▸ Goal: Return the records in full, exactly as given.

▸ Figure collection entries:
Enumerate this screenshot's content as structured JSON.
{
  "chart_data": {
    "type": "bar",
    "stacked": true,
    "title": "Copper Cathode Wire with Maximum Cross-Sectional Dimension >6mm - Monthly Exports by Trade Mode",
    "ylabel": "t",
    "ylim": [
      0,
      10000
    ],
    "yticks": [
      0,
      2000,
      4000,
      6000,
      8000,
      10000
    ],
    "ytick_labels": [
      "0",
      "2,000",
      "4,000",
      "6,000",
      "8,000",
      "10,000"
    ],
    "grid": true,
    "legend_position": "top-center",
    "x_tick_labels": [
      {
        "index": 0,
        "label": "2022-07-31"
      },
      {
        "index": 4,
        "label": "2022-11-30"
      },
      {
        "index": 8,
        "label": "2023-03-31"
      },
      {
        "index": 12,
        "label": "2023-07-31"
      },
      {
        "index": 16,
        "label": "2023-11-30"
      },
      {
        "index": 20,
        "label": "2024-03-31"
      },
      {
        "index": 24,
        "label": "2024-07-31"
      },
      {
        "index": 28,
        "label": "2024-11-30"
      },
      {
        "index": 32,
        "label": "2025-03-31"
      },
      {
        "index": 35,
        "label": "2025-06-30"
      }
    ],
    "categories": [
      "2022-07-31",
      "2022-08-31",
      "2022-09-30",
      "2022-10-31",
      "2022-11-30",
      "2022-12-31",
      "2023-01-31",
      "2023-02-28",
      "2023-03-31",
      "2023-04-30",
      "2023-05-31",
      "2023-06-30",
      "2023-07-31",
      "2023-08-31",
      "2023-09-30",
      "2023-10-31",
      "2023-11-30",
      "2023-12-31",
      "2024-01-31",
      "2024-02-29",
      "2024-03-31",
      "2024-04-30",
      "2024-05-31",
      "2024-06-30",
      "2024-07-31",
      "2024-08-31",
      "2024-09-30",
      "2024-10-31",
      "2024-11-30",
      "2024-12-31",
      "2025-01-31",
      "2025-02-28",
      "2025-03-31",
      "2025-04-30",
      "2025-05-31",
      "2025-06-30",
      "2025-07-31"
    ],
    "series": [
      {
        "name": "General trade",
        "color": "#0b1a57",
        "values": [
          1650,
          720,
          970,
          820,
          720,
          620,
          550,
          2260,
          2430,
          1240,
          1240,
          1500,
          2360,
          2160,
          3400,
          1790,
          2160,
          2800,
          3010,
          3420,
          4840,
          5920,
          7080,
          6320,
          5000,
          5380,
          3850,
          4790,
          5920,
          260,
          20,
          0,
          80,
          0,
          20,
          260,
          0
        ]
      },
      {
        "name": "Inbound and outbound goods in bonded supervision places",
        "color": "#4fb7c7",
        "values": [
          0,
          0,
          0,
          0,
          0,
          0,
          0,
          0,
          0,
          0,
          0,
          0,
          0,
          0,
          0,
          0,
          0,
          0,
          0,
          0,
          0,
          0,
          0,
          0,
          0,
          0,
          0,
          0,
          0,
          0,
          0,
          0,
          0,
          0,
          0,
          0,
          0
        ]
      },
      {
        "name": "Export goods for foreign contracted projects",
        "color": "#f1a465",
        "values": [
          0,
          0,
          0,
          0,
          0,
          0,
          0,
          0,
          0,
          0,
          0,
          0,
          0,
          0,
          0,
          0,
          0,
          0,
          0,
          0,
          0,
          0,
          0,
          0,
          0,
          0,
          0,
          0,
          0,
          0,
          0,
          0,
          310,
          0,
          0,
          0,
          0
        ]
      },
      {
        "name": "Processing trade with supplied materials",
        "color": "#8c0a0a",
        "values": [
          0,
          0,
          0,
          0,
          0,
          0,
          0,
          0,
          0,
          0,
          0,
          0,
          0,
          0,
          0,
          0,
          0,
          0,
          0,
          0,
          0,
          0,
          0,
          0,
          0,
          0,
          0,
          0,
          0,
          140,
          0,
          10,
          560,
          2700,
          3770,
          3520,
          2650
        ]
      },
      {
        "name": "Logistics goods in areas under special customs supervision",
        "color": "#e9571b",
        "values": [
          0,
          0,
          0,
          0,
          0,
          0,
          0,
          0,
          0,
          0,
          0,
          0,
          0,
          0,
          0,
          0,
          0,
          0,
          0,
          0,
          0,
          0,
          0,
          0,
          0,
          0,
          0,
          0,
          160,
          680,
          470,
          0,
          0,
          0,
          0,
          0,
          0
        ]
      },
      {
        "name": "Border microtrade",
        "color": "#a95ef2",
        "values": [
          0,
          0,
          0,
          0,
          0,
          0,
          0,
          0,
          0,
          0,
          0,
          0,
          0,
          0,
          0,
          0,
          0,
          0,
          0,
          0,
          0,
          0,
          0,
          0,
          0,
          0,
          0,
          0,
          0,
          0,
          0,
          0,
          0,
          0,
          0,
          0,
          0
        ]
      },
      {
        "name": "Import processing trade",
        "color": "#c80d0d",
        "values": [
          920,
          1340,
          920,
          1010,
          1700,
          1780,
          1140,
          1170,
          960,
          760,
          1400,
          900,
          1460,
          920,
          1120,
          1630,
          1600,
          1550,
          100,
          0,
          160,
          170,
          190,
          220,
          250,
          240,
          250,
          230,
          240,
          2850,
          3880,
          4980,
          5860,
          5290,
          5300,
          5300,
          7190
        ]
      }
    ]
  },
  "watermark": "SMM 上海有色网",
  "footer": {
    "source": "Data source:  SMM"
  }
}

▸ Reply:
Enumerate this screenshot's content as structured JSON.
{
  "chart_data": {
    "type": "bar",
    "stacked": true,
    "title": "Copper Cathode Wire with Maximum Cross-Sectional Dimension >6mm - Monthly Exports by Trade Mode",
    "ylabel": "t",
    "ylim": [
      0,
      10000
    ],
    "yticks": [
      0,
      2000,
      4000,
      6000,
      8000,
      10000
    ],
    "ytick_labels": [
      "0",
      "2,000",
      "4,000",
      "6,000",
      "8,000",
      "10,000"
    ],
    "grid": true,
    "legend_position": "top-center",
    "x_tick_labels": [
      {
        "index": 0,
        "label": "2022-07-31"
      },
      {
        "index": 4,
        "label": "2022-11-30"
      },
      {
        "index": 8,
        "label": "2023-03-31"
      },
      {
        "index": 12,
        "label": "2023-07-31"
      },
      {
        "index": 16,
        "label": "2023-11-30"
      },
      {
        "index": 20,
        "label": "2024-03-31"
      },
      {
        "index": 24,
        "label": "2024-07-31"
      },
      {
        "index": 28,
        "label": "2024-11-30"
      },
      {
        "index": 32,
        "label": "2025-03-31"
      },
      {
        "index": 35,
        "label": "2025-06-30"
      }
    ],
    "categories": [
      "2022-07-31",
      "2022-08-31",
      "2022-09-30",
      "2022-10-31",
      "2022-11-30",
      "2022-12-31",
      "2023-01-31",
      "2023-02-28",
      "2023-03-31",
      "2023-04-30",
      "2023-05-31",
      "2023-06-30",
      "2023-07-31",
      "2023-08-31",
      "2023-09-30",
      "2023-10-31",
      "2023-11-30",
      "2023-12-31",
      "2024-01-31",
      "2024-02-29",
      "2024-03-31",
      "2024-04-30",
      "2024-05-31",
      "2024-06-30",
      "2024-07-31",
      "2024-08-31",
      "2024-09-30",
      "2024-10-31",
      "2024-11-30",
      "2024-12-31",
      "2025-01-31",
      "2025-02-28",
      "2025-03-31",
      "2025-04-30",
      "2025-05-31",
      "2025-06-30",
      "2025-07-31"
    ],
    "series": [
      {
        "name": "General trade",
        "color": "#0b1a57",
        "values": [
          1650,
          720,
          970,
          820,
          720,
          620,
          550,
          2260,
          2430,
          1240,
          1240,
          1500,
          2360,
          2160,
          3400,
          1790,
          2160,
          2800,
          3010,
          3420,
          4840,
          5920,
          7080,
          6320,
          5000,
          5380,
          3850,
          4790,
          5920,
          260,
          20,
          0,
          80,
          0,
          20,
          260,
          0
        ]
      },
      {
        "name": "Inbound and outbound goods in bonded supervision places",
        "color": "#4fb7c7",
        "values": [
          0,
          0,
          0,
          0,
          0,
          0,
          0,
          0,
          0,
          0,
          0,
          0,
          0,
          0,
          0,
          0,
          0,
          0,
          0,
          0,
          0,
          0,
          0,
          0,
          0,
          0,
          0,
          0,
          0,
          0,
          0,
          0,
          0,
          0,
          0,
          0,
          0
        ]
      },
      {
        "name": "Export goods for foreign contracted projects",
        "color": "#f1a465",
        "values": [
          0,
          0,
          0,
          0,
          0,
          0,
          0,
          0,
          0,
          0,
          0,
          0,
          0,
          0,
          0,
          0,
          0,
          0,
          0,
          0,
          0,
          0,
          0,
          0,
          0,
          0,
          0,
          0,
          0,
          0,
          0,
          0,
          310,
          0,
          0,
          0,
          0
        ]
      },
      {
        "name": "Processing trade with supplied materials",
        "color": "#8c0a0a",
        "values": [
          0,
          0,
          0,
          0,
          0,
          0,
          0,
          0,
          0,
          0,
          0,
          0,
          0,
          0,
          0,
          0,
          0,
          0,
          0,
          0,
          0,
          0,
          0,
          0,
          0,
          0,
          0,
          0,
          0,
          140,
          0,
          10,
          560,
          2700,
          3770,
          3520,
          2650
        ]
      },
      {
        "name": "Logistics goods in areas under special customs supervision",
        "color": "#e9571b",
        "values": [
          0,
          0,
          0,
          0,
          0,
          0,
          0,
          0,
          0,
          0,
          0,
          0,
          0,
          0,
          0,
          0,
          0,
          0,
          0,
          0,
          0,
          0,
          0,
          0,
          0,
          0,
          0,
          0,
          160,
          680,
          470,
          0,
          0,
          0,
          0,
          0,
          0
        ]
      },
      {
        "name": "Border microtrade",
        "color": "#a95ef2",
        "values": [
          0,
          0,
          0,
          0,
          0,
          0,
          0,
          0,
          0,
          0,
          0,
          0,
          0,
          0,
          0,
          0,
          0,
          0,
          0,
          0,
          0,
          0,
          0,
          0,
          0,
          0,
          0,
          0,
          0,
          0,
          0,
          0,
          0,
          0,
          0,
          0,
          0
        ]
      },
      {
        "name": "Import processing trade",
        "color": "#c80d0d",
        "values": [
          920,
          1340,
          920,
          1010,
          1700,
          1780,
          1140,
          1170,
          960,
          760,
          1400,
          900,
          1460,
          920,
          1120,
          1630,
          1600,
          1550,
          100,
          0,
          160,
          170,
          190,
          220,
          250,
          240,
          250,
          230,
          240,
          2850,
          3880,
          4980,
          5860,
          5290,
          5300,
          5300,
          7190
        ]
      }
    ]
  },
  "watermark": "SMM 上海有色网",
  "footer": {
    "source": "Data source:  SMM"
  }
}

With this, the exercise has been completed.